* **What the task asks**
In the data that follows, count every line holding the string "Uncertainty" and give the count alone.

* **Given records**
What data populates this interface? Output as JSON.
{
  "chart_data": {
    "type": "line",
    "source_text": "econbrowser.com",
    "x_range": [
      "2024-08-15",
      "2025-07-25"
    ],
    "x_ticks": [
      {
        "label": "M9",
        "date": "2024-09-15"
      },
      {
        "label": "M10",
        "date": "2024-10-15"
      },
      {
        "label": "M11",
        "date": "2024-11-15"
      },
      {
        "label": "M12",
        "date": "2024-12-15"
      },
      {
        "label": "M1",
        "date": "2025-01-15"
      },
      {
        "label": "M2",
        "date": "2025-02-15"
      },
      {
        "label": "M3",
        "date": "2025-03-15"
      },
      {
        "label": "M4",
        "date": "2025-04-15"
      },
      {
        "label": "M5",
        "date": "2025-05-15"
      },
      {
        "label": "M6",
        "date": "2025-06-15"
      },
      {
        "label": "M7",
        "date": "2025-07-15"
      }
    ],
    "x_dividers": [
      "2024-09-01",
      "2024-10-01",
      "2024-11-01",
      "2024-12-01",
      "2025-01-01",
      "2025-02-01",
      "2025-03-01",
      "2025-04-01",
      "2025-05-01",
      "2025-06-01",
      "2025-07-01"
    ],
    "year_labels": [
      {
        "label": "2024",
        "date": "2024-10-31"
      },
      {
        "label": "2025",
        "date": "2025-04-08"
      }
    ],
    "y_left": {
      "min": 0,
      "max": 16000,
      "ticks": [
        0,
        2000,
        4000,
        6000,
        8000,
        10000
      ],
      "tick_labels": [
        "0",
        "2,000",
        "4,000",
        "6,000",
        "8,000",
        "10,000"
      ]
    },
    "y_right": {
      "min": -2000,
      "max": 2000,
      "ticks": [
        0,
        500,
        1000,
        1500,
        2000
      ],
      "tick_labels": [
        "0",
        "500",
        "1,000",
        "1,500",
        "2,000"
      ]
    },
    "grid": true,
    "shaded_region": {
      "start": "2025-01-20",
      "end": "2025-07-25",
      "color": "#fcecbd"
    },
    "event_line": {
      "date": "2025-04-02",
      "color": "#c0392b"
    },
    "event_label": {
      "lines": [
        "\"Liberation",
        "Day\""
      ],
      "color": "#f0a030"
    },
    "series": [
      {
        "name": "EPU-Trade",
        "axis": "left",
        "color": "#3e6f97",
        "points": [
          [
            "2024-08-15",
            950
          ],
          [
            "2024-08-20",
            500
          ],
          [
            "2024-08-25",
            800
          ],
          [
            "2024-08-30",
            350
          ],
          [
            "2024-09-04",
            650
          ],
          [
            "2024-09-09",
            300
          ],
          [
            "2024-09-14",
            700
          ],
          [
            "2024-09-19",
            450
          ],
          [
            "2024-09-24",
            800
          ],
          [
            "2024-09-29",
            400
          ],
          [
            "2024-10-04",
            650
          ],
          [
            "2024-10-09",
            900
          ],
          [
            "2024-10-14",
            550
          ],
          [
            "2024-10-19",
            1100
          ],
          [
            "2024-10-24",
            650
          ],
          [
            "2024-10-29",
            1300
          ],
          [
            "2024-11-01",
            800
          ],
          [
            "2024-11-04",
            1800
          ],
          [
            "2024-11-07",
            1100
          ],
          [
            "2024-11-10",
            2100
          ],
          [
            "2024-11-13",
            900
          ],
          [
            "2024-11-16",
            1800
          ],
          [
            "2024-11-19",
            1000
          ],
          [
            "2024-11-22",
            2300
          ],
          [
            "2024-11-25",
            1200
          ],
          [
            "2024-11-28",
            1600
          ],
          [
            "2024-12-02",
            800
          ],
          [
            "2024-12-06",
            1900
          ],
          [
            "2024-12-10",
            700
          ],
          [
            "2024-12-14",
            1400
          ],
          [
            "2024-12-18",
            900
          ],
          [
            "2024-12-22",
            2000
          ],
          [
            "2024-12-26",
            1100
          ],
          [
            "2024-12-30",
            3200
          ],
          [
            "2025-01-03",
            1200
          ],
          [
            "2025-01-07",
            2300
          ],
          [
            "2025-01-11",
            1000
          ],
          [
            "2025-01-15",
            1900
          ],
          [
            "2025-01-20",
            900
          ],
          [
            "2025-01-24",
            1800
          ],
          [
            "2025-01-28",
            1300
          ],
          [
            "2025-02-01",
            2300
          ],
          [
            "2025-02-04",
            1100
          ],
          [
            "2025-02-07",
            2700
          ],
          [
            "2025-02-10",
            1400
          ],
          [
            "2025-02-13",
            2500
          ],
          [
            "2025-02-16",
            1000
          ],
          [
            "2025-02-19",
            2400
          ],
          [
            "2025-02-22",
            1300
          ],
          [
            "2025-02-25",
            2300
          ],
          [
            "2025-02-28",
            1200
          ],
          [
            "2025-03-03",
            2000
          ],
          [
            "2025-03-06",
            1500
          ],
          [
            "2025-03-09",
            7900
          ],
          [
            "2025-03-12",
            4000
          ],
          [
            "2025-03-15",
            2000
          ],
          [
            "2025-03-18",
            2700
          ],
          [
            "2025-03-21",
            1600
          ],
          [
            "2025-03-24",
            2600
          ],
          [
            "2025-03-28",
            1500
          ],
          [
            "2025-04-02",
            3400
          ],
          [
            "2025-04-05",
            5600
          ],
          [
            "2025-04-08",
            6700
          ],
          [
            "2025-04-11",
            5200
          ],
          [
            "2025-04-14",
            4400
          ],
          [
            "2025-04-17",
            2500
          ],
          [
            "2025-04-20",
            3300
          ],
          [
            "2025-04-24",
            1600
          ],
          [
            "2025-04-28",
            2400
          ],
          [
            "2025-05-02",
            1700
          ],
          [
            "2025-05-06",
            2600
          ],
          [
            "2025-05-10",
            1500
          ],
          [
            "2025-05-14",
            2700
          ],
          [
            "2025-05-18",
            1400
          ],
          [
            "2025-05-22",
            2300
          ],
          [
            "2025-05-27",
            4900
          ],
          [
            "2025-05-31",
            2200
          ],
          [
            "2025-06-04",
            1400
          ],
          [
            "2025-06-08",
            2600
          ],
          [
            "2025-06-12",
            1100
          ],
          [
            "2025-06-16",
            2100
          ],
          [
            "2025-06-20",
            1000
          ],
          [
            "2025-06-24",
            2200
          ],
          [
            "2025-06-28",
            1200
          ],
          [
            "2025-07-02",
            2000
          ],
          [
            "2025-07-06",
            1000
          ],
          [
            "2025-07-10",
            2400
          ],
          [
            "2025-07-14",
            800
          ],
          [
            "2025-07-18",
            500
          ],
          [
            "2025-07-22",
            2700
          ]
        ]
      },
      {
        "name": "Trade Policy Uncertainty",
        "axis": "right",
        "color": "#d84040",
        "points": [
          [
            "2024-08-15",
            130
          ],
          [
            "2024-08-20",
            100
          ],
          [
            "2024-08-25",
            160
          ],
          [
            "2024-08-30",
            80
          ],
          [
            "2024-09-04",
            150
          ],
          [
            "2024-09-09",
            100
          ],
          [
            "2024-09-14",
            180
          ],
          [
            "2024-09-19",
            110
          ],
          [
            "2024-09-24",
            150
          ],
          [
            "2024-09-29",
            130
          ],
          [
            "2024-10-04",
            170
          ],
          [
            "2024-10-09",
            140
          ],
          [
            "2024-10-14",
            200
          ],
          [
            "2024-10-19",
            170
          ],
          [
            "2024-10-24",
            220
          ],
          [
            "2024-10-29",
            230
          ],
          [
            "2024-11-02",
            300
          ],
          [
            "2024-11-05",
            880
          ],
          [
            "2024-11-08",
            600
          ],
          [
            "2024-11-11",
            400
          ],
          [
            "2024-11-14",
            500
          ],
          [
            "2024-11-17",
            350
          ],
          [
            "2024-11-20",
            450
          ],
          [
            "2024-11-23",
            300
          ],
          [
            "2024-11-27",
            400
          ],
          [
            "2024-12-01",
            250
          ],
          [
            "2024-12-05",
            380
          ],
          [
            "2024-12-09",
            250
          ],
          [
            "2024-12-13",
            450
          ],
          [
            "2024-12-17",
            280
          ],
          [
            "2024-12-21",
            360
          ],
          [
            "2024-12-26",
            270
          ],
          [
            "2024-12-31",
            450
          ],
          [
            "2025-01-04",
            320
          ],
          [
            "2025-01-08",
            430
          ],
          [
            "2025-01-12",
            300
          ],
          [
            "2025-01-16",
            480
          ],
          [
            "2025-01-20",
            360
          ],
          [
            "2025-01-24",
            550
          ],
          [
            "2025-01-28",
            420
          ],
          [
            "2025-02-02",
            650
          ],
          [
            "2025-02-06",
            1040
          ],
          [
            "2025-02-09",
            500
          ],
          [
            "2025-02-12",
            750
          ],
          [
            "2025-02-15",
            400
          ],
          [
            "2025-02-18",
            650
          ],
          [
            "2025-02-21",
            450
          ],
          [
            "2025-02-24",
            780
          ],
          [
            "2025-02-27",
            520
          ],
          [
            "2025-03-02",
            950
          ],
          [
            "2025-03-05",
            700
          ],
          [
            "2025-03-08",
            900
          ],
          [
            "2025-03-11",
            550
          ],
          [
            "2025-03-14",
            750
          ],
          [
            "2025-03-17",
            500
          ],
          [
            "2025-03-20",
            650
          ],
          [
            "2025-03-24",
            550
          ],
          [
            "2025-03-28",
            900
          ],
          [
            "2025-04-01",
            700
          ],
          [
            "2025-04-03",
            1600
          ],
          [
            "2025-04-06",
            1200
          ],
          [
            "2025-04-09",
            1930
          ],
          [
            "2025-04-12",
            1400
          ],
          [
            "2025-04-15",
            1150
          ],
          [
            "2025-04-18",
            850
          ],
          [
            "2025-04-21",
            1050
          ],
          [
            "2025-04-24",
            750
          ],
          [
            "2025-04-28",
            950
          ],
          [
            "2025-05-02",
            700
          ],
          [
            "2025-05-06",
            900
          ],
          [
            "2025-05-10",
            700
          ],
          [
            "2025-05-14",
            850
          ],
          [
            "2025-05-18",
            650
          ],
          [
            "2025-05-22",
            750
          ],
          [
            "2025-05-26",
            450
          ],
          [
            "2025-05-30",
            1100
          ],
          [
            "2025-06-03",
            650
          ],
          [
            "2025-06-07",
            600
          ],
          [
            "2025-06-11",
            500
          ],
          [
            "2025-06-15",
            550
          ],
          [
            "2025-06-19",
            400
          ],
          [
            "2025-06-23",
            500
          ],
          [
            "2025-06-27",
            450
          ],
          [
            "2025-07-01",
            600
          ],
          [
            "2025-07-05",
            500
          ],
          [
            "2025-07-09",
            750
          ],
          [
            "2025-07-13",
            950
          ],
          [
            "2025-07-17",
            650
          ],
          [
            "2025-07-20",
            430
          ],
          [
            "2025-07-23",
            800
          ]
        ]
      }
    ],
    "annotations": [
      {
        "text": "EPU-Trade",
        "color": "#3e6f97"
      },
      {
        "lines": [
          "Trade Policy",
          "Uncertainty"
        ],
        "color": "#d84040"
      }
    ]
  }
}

* **Problem solution**
2